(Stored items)
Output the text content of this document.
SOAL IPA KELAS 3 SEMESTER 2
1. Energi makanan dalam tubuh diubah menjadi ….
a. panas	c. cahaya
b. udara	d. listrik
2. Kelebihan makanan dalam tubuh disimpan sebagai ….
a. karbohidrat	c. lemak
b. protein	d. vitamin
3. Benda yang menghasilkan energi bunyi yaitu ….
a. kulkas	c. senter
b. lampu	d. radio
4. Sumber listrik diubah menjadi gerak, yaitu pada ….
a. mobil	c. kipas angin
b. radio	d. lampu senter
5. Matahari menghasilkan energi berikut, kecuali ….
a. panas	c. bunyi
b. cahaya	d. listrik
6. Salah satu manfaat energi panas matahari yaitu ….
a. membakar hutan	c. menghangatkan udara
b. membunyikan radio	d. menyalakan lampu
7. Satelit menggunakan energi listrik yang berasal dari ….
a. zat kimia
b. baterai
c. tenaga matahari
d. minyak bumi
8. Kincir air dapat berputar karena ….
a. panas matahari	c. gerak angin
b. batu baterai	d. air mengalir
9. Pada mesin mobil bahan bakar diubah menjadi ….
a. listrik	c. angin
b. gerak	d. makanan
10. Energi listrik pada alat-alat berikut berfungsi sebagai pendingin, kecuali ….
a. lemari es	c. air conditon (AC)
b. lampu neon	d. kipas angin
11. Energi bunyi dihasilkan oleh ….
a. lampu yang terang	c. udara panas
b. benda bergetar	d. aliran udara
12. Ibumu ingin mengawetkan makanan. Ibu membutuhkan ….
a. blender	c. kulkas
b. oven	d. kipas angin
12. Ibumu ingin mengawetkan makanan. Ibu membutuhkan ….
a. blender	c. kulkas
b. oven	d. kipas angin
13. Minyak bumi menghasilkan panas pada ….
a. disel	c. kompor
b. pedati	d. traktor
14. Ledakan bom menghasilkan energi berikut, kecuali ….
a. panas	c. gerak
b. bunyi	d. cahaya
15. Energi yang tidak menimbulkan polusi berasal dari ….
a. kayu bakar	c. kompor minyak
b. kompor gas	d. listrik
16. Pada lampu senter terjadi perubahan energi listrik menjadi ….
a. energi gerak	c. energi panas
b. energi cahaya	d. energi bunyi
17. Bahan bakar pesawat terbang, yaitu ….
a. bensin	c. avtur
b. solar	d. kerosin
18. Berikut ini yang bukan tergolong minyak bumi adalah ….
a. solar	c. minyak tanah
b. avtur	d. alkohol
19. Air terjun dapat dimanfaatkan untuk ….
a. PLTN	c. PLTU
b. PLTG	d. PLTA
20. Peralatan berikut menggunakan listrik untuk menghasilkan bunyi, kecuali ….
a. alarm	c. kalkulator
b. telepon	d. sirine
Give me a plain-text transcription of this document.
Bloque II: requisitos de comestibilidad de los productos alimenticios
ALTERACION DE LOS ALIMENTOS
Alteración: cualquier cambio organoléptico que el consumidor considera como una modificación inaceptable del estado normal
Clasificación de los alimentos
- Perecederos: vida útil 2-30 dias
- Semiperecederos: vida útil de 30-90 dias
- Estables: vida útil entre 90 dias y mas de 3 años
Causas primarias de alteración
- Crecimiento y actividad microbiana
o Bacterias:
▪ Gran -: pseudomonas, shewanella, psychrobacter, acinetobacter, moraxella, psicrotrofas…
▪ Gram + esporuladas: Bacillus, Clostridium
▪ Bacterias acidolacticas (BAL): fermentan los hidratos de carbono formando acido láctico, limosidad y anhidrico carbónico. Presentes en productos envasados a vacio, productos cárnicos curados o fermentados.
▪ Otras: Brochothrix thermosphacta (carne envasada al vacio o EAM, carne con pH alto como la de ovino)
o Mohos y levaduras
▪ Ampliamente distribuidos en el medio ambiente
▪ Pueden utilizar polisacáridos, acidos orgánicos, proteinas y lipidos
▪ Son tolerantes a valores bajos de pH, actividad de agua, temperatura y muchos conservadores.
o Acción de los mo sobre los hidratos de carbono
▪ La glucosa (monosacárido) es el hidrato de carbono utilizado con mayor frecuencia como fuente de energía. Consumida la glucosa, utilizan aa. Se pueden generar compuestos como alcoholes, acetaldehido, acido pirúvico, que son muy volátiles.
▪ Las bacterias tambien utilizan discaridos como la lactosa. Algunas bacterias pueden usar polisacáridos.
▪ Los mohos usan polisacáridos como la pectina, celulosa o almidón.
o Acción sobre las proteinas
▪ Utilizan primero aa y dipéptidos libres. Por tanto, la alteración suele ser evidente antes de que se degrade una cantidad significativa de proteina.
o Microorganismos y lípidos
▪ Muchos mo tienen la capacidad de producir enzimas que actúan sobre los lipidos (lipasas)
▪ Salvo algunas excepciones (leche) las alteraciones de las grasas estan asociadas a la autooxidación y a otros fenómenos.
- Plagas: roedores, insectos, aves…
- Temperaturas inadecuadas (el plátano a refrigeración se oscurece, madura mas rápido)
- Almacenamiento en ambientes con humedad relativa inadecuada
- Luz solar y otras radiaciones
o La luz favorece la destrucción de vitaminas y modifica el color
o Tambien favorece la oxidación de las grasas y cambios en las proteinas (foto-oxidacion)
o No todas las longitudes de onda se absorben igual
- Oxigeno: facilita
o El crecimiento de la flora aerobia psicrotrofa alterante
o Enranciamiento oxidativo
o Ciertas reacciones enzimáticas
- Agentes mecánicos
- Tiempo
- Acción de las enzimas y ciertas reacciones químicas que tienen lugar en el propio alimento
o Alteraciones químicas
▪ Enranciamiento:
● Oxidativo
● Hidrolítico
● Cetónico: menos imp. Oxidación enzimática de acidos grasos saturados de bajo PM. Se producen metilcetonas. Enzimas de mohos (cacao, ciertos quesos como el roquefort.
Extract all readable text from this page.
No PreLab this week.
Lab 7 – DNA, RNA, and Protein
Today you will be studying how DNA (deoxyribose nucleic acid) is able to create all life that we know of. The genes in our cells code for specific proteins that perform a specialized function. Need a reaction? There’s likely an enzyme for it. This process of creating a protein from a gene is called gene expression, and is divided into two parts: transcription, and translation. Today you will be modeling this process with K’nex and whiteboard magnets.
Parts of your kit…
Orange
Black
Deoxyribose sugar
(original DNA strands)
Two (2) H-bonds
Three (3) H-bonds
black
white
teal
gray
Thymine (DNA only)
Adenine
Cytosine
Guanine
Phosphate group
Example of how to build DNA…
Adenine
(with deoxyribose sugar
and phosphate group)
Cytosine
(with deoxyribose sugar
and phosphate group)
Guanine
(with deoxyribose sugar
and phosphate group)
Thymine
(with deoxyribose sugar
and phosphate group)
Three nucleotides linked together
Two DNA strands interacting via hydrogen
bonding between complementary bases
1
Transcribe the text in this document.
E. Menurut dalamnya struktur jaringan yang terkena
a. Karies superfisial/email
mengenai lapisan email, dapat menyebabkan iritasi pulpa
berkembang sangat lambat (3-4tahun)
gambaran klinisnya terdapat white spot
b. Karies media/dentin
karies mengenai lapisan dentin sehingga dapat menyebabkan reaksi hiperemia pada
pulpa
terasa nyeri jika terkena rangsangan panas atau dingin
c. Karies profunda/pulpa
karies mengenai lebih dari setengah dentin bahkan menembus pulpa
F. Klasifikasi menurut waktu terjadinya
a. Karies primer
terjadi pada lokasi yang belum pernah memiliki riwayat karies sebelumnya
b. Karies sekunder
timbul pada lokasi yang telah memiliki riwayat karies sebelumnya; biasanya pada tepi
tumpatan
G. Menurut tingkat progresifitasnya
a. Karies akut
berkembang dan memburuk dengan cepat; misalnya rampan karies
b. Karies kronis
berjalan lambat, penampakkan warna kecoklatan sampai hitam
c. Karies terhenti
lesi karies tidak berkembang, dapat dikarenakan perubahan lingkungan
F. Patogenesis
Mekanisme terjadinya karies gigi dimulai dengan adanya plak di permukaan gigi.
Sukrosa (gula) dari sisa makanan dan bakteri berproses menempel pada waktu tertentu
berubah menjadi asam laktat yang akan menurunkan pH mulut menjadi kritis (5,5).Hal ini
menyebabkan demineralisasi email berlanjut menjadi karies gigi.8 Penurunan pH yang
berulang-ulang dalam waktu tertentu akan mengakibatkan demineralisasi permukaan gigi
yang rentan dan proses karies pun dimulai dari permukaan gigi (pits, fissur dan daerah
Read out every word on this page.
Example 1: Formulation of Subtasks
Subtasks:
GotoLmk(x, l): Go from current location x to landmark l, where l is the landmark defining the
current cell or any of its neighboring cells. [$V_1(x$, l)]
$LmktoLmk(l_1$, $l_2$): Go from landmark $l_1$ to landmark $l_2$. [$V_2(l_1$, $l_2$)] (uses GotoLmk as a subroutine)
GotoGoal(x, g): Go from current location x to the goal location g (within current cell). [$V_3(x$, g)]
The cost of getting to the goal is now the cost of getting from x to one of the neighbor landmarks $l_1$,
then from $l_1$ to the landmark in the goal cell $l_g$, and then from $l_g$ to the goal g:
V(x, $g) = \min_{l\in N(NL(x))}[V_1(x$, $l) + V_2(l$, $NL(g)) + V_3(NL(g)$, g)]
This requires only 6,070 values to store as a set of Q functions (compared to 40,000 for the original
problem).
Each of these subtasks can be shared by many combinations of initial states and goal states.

PROMPT:
I need each line of the entries that holds the string "mengenai" located and copied.

PROBLEM SOLUTION:
mengenai lapisan email, dapat menyebabkan iritasi pulpa
karies mengenai lapisan dentin sehingga dapat menyebabkan reaksi hiperemia pada
karies mengenai lebih dari setengah dentin bahkan menembus pulpa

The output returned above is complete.